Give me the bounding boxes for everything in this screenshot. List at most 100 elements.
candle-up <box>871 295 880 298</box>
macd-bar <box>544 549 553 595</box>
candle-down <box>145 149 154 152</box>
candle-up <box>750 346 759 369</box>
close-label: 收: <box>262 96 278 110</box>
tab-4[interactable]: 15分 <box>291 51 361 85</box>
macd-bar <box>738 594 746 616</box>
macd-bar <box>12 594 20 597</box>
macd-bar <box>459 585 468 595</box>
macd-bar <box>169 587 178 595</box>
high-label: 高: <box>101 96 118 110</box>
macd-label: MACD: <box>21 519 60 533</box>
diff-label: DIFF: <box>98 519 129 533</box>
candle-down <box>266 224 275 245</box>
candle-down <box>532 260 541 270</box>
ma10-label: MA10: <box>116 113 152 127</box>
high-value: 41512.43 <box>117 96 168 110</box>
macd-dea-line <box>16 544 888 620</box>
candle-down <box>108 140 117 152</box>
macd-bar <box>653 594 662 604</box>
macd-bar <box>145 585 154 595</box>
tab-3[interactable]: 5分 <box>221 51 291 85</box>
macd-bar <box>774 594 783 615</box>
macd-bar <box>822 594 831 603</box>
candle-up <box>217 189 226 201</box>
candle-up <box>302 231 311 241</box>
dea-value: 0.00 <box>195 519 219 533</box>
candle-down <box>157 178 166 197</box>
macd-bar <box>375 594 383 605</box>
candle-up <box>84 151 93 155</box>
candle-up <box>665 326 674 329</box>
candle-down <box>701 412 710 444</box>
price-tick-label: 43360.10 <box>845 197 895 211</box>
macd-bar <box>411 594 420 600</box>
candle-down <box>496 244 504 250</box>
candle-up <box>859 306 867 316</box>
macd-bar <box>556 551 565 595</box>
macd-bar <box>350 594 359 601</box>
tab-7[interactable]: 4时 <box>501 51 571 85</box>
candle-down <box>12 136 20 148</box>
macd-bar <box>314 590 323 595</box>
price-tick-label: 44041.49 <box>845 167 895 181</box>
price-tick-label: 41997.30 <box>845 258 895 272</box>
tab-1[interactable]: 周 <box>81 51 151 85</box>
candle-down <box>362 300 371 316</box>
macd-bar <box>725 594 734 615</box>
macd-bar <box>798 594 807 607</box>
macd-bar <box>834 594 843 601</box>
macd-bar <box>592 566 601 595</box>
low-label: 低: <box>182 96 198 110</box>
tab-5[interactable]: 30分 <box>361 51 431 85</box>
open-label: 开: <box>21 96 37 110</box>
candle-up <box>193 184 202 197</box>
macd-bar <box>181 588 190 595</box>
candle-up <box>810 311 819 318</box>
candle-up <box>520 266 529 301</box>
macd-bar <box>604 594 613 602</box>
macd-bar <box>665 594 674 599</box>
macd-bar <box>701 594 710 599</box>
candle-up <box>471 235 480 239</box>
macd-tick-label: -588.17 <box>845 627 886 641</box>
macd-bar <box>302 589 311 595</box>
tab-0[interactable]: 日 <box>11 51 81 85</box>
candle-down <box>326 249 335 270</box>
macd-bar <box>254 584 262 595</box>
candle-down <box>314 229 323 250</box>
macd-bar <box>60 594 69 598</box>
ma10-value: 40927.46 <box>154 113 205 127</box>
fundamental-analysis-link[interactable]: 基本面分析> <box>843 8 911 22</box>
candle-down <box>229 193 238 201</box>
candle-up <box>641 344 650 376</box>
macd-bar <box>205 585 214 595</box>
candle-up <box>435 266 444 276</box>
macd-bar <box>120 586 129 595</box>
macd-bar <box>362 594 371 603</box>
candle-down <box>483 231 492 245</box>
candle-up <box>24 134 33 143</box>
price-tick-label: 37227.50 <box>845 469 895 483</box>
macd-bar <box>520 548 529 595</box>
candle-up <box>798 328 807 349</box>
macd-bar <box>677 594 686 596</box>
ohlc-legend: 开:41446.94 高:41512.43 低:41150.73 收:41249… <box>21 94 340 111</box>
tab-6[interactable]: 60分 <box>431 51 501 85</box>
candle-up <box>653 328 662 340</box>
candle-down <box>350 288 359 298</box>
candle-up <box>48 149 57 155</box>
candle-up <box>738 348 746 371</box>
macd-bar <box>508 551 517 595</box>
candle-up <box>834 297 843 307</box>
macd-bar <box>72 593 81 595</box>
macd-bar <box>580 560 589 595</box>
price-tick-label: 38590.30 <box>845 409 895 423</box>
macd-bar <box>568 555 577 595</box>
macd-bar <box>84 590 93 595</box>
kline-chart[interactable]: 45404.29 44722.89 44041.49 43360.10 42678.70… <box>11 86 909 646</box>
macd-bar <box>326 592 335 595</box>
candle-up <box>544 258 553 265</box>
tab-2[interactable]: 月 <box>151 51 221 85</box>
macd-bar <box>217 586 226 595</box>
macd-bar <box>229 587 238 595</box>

-*-

## Instructions for the task
Give every line of the records as a JSON list of strings, one string per line, leaving out blank lines.

## Response below
[
  "Give me the bounding boxes for everything in this screenshot. List at most 100 elements.",
  "candle-up <box>871 295 880 298</box>",
  "macd-bar <box>544 549 553 595</box>",
  "candle-down <box>145 149 154 152</box>",
  "candle-up <box>750 346 759 369</box>",
  "close-label: 收: <box>262 96 278 110</box>",
  "tab-4[interactable]: 15分 <box>291 51 361 85</box>",
  "macd-bar <box>738 594 746 616</box>",
  "macd-bar <box>12 594 20 597</box>",
  "macd-bar <box>459 585 468 595</box>",
  "macd-bar <box>169 587 178 595</box>",
  "high-label: 高: <box>101 96 118 110</box>",
  "macd-label: MACD: <box>21 519 60 533</box>",
  "diff-label: DIFF: <box>98 519 129 533</box>",
  "candle-down <box>266 224 275 245</box>",
  "candle-down <box>532 260 541 270</box>",
  "ma10-label: MA10: <box>116 113 152 127</box>",
  "high-value: 41512.43 <box>117 96 168 110</box>",
  "macd-dea-line <box>16 544 888 620</box>",
  "candle-down <box>108 140 117 152</box>",
  "macd-bar <box>653 594 662 604</box>",
  "macd-bar <box>145 585 154 595</box>",
  "tab-3[interactable]: 5分 <box>221 51 291 85</box>",
  "macd-bar <box>774 594 783 615</box>",
  "macd-bar <box>822 594 831 603</box>",
  "candle-up <box>217 189 226 201</box>",
  "candle-up <box>302 231 311 241</box>",
  "dea-value: 0.00 <box>195 519 219 533</box>",
  "candle-down <box>157 178 166 197</box>",
  "macd-bar <box>375 594 383 605</box>",
  "candle-up <box>84 151 93 155</box>",
  "candle-up <box>665 326 674 329</box>",
  "candle-down <box>701 412 710 444</box>",
  "price-tick-label: 43360.10 <box>845 197 895 211</box>",
  "macd-bar <box>411 594 420 600</box>",
  "candle-down <box>496 244 504 250</box>",
  "candle-up <box>859 306 867 316</box>",
  "macd-bar <box>556 551 565 595</box>",
  "macd-bar <box>350 594 359 601</box>",
  "tab-7[interactable]: 4时 <box>501 51 571 85</box>",
  "candle-down <box>12 136 20 148</box>",
  "macd-bar <box>314 590 323 595</box>",
  "price-tick-label: 44041.49 <box>845 167 895 181</box>",
  "price-tick-label: 41997.30 <box>845 258 895 272</box>",
  "tab-1[interactable]: 周 <box>81 51 151 85</box>",
  "candle-down <box>362 300 371 316</box>",
  "macd-bar <box>725 594 734 615</box>",
  "macd-bar <box>798 594 807 607</box>",
  "macd-bar <box>834 594 843 601</box>",
  "macd-bar <box>592 566 601 595</box>",
  "low-label: 低: <box>182 96 198 110</box>",
  "tab-5[interactable]: 30分 <box>361 51 431 85</box>",
  "open-label: 开: <box>21 96 37 110</box>",
  "candle-up <box>193 184 202 197</box>",
  "macd-bar <box>181 588 190 595</box>",
  "candle-up <box>810 311 819 318</box>",
  "candle-up <box>520 266 529 301</box>",
  "macd-bar <box>604 594 613 602</box>",
  "macd-bar <box>665 594 674 599</box>",
  "macd-bar <box>701 594 710 599</box>",
  "candle-up <box>471 235 480 239</box>",
  "macd-tick-label: -588.17 <box>845 627 886 641</box>",
  "macd-bar <box>302 589 311 595</box>",
  "tab-0[interactable]: 日 <box>11 51 81 85</box>",
  "candle-down <box>326 249 335 270</box>",
  "macd-bar <box>254 584 262 595</box>",
  "candle-down <box>314 229 323 250</box>",
  "macd-bar <box>60 594 69 598</box>",
  "ma10-value: 40927.46 <box>154 113 205 127</box>",
  "fundamental-analysis-link[interactable]: 基本面分析> <box>843 8 911 22</box>",
  "candle-down <box>229 193 238 201</box>",
  "candle-up <box>641 344 650 376</box>",
  "macd-bar <box>205 585 214 595</box>",
  "candle-up <box>435 266 444 276</box>",
  "macd-bar <box>120 586 129 595</box>",
  "macd-bar <box>362 594 371 603</box>",
  "candle-down <box>483 231 492 245</box>",
  "candle-up <box>24 134 33 143</box>",
  "price-tick-label: 37227.50 <box>845 469 895 483</box>",
  "macd-bar <box>520 548 529 595</box>",
  "candle-up <box>798 328 807 349</box>",
  "macd-bar <box>677 594 686 596</box>",
  "ohlc-legend: 开:41446.94 高:41512.43 低:41150.73 收:41249… <box>21 94 340 111</box>",
  "tab-6[interactable]: 60分 <box>431 51 501 85</box>",
  "candle-up <box>653 328 662 340</box>",
  "candle-down <box>350 288 359 298</box>",
  "candle-up <box>48 149 57 155</box>",
  "candle-up <box>738 348 746 371</box>",
  "macd-bar <box>508 551 517 595</box>",
  "candle-up <box>834 297 843 307</box>",
  "macd-bar <box>72 593 81 595</box>",
  "macd-bar <box>580 560 589 595</box>",
  "price-tick-label: 38590.30 <box>845 409 895 423</box>",
  "macd-bar <box>568 555 577 595</box>",
  "macd-bar <box>84 590 93 595</box>",
  "kline-chart[interactable]: 45404.29 44722.89 44041.49 43360.10 42678.70… <box>11 86 909 646</box>",
  "macd-bar <box>326 592 335 595</box>",
  "candle-up <box>544 258 553 265</box>",
  "tab-2[interactable]: 月 <box>151 51 221 85</box>",
  "macd-bar <box>217 586 226 595</box>",
  "macd-bar <box>229 587 238 595</box>"
]